# Short problem 1
In the thread on estimating n, at what value of x does the function y = xe^x reach its minimum?
# Short problem 2
Revise the thread on estimating n from "By a result" through "that $C \ge e$.", putting "suppose" in place of "assume".

# Extract
Estimate $n$ such that $\log(n^C)<n$

By a result of Comtet, if $x_n =n/ \log n$ then $$ n = x_n \left( {\log x_n + \log \log x_n + \mathcal{O}\left( {\frac{{\log \log x_n }}{{\log x_n }}} \right)} \right). $$ See https://gallica.bnf.fr/ark:/12148/bpt6k480298g/f1092.image p. 1087

The inequality $\log n^C < n$ is equivalent to $ \dfrac{\log n}{n} < \dfrac 1C$. Since $\dfrac{\log n}{n} \le \dfrac 1e$ for all $n \in \mathbf N$ we may as well assume that $C \ge e$.

This is a good place to apply the Lambert $W$-function, although not its usual branch. The function $y = xe^x$ is decreasing on $(-\infty,-1)$ and increasing on $(-1,\infty)$. Its minimum value at $x=-1$ is $y=-1/e$.

The $W$-function is usually defined as the inverse of $y = xe^x$ on the interval $[-1/e,\infty)$. Thus if $y \in [-1/e,\infty)$ then $W(y)$ is the unique $x \in [-1,\infty)$ satisfying $y=xe^x$.

# Data records
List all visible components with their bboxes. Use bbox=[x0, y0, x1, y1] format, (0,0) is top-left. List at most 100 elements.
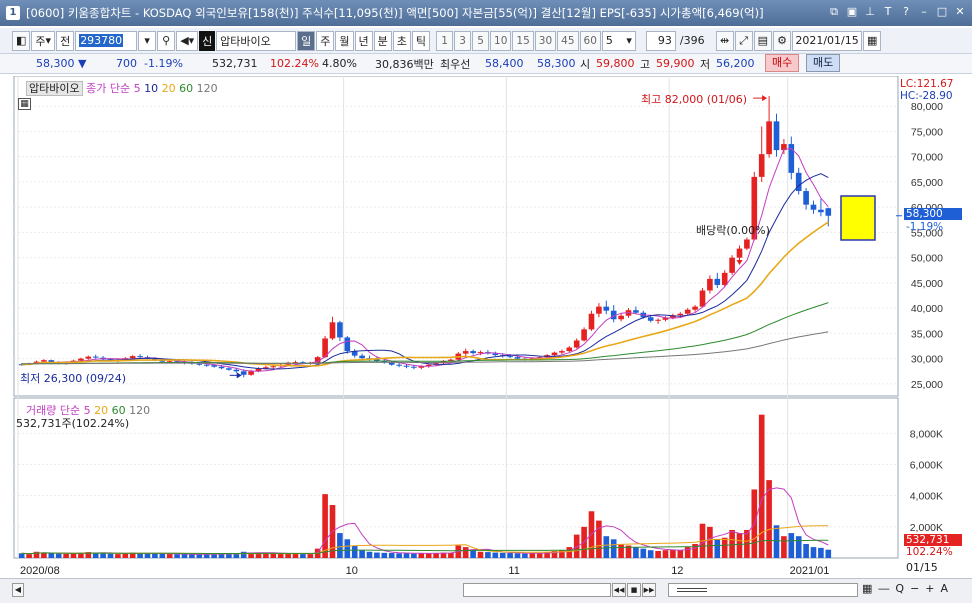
volume-bar bbox=[736, 533, 743, 558]
font-size-icon[interactable]: A bbox=[941, 582, 949, 595]
minimize-icon[interactable]: – bbox=[916, 4, 932, 20]
zoom-slider-thumb[interactable] bbox=[677, 588, 707, 592]
count-select[interactable]: 5 ▾ bbox=[601, 30, 636, 51]
stop-icon[interactable]: ■ bbox=[627, 583, 641, 597]
zoom-icon[interactable]: ⤢ bbox=[734, 30, 753, 51]
text-size-icon[interactable]: T bbox=[880, 4, 896, 20]
scroll-left-icon[interactable]: ◀ bbox=[12, 583, 24, 597]
restore-icon[interactable]: ⧉ bbox=[826, 4, 842, 20]
scroll-track[interactable] bbox=[463, 583, 611, 597]
stock-code-input[interactable]: 293780 bbox=[75, 30, 138, 51]
period-tab-4[interactable]: 분 bbox=[373, 30, 392, 51]
open-label: 시 bbox=[580, 57, 591, 71]
zoom-slider[interactable] bbox=[668, 583, 858, 597]
volume-bar bbox=[492, 552, 499, 558]
step-back-icon[interactable]: ◀◀ bbox=[612, 583, 626, 597]
volume-bar bbox=[640, 548, 647, 558]
minute-tab-1[interactable]: 1 bbox=[436, 30, 454, 51]
candle-body bbox=[707, 278, 713, 291]
minute-tab-60[interactable]: 60 bbox=[579, 30, 601, 51]
quote-change: 700 bbox=[116, 57, 137, 70]
period-tab-3[interactable]: 년 bbox=[354, 30, 373, 51]
period-tab-6[interactable]: 틱 bbox=[411, 30, 431, 51]
search-icon[interactable]: ⚲ bbox=[157, 30, 176, 51]
candle-body bbox=[233, 369, 240, 372]
period-tab-5[interactable]: 초 bbox=[392, 30, 411, 51]
current-price-tag: 58,300 bbox=[904, 208, 962, 220]
credit-badge: 신 bbox=[199, 30, 216, 51]
chart-scroll-bar: ◀ ◀◀ ■ ▶▶ ▦ ― Q − + A bbox=[0, 578, 972, 603]
x-axis-label: 11 bbox=[508, 565, 519, 577]
price-tick-label: 45,000 bbox=[911, 278, 943, 290]
zoom-out-icon[interactable]: − bbox=[910, 582, 919, 595]
volume-bar bbox=[677, 550, 684, 558]
period-tab-0[interactable]: 일 bbox=[297, 30, 316, 51]
minute-tab-15[interactable]: 15 bbox=[512, 30, 534, 51]
volume-bar bbox=[181, 554, 188, 558]
layout-icon[interactable]: ◧ bbox=[12, 30, 31, 51]
sell-button[interactable]: 매도 bbox=[806, 54, 841, 72]
candle-body bbox=[744, 239, 750, 249]
candle-body bbox=[403, 365, 410, 367]
x-axis-label: 2020/08 bbox=[20, 565, 60, 577]
volume-bar bbox=[485, 552, 491, 558]
settings-gear-icon[interactable]: ⚙ bbox=[773, 30, 792, 51]
chart-canvas[interactable]: 80,00075,00070,00065,00060,00055,00050,0… bbox=[0, 75, 972, 578]
prev-button[interactable]: 전 bbox=[56, 30, 75, 51]
zoom-in-icon[interactable]: Q bbox=[895, 582, 904, 595]
date-input[interactable]: 2021/01/15 bbox=[792, 30, 863, 51]
page-input[interactable]: 93 bbox=[645, 30, 676, 51]
calendar-icon[interactable]: ▦ bbox=[863, 30, 882, 51]
link-icon[interactable]: ▣ bbox=[844, 4, 860, 20]
candle-body bbox=[825, 208, 832, 216]
code-dropdown-icon[interactable]: ▾ bbox=[138, 30, 157, 51]
maximize-icon[interactable]: □ bbox=[934, 4, 950, 20]
stock-code-value: 293780 bbox=[79, 34, 124, 47]
volume-bar bbox=[781, 536, 787, 558]
candle-body bbox=[818, 209, 824, 213]
open-price: 59,800 bbox=[596, 57, 635, 70]
volume-bar bbox=[344, 539, 351, 558]
minute-tab-3[interactable]: 3 bbox=[454, 30, 472, 51]
minute-tab-30[interactable]: 30 bbox=[534, 30, 557, 51]
grid-table-icon[interactable]: ▦ bbox=[18, 98, 31, 110]
scroll-icon[interactable]: ⇹ bbox=[715, 30, 734, 51]
plus-icon[interactable]: + bbox=[925, 582, 934, 595]
legend-ma60: 60 bbox=[179, 82, 194, 95]
period-select[interactable]: 주 ▾ bbox=[31, 30, 56, 51]
volume-bar bbox=[803, 543, 809, 558]
minute-tab-5[interactable]: 5 bbox=[472, 30, 490, 51]
buy-button[interactable]: 매수 bbox=[765, 54, 800, 72]
volume-bar bbox=[795, 536, 802, 558]
save-icon[interactable]: ▤ bbox=[753, 30, 773, 51]
candle-body bbox=[137, 356, 143, 358]
dash-icon[interactable]: ― bbox=[878, 582, 889, 595]
speaker-icon[interactable]: ◀▾ bbox=[176, 30, 199, 51]
price-tick-label: 65,000 bbox=[911, 177, 943, 189]
candle-body bbox=[337, 322, 343, 338]
volume-bar bbox=[773, 525, 780, 558]
pin-icon[interactable]: ⊥ bbox=[862, 4, 878, 20]
candle-body bbox=[721, 272, 728, 285]
help-icon[interactable]: ? bbox=[898, 4, 914, 20]
hand-icon[interactable]: ▦ bbox=[862, 582, 872, 595]
close-icon[interactable]: ✕ bbox=[952, 4, 968, 20]
best-ask-label: 최우선 bbox=[440, 57, 471, 71]
minute-tab-10[interactable]: 10 bbox=[490, 30, 512, 51]
volume-bar bbox=[411, 553, 417, 558]
period-tab-1[interactable]: 주 bbox=[316, 30, 335, 51]
candle-body bbox=[470, 351, 476, 354]
volume-bar bbox=[633, 547, 639, 558]
period-tab-2[interactable]: 월 bbox=[335, 30, 354, 51]
candle-body bbox=[655, 319, 661, 321]
play-icon[interactable]: ▶▶ bbox=[642, 583, 656, 597]
candle-body bbox=[477, 352, 484, 354]
volume-bar bbox=[477, 551, 484, 558]
minute-tab-45[interactable]: 45 bbox=[557, 30, 579, 51]
quote-change-pct: -1.19% bbox=[144, 57, 183, 70]
price-legend: 압타바이오 종가 단순 5 10 20 60 120 bbox=[26, 80, 218, 96]
volume-bar bbox=[263, 553, 269, 558]
stock-chart[interactable]: 80,00075,00070,00065,00060,00055,00050,0… bbox=[0, 75, 972, 603]
volume-bar bbox=[359, 550, 365, 558]
volume-bar bbox=[388, 553, 395, 558]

# Reply 1
At $x=-1$, where its value is $y=-1/e$.

# Reply 2
By a result of Comtet, if $x_n =n/ \log n$ then $$ n = x_n \left( {\log x_n + \log \log x_n + \mathcal{O}\left( {\frac{{\log \log x_n }}{{\log x_n }}} \right)} \right). $$ See https://gallica.bnf.fr/ark:/12148/bpt6k480298g/f1092.image p. 1087

The inequality $\log n^C < n$ is equivalent to $ \dfrac{\log n}{n} < \dfrac 1C$. Since $\dfrac{\log n}{n} \le \dfrac 1e$ for all $n \in \mathbf N$ we may as well suppose that $C \ge e$.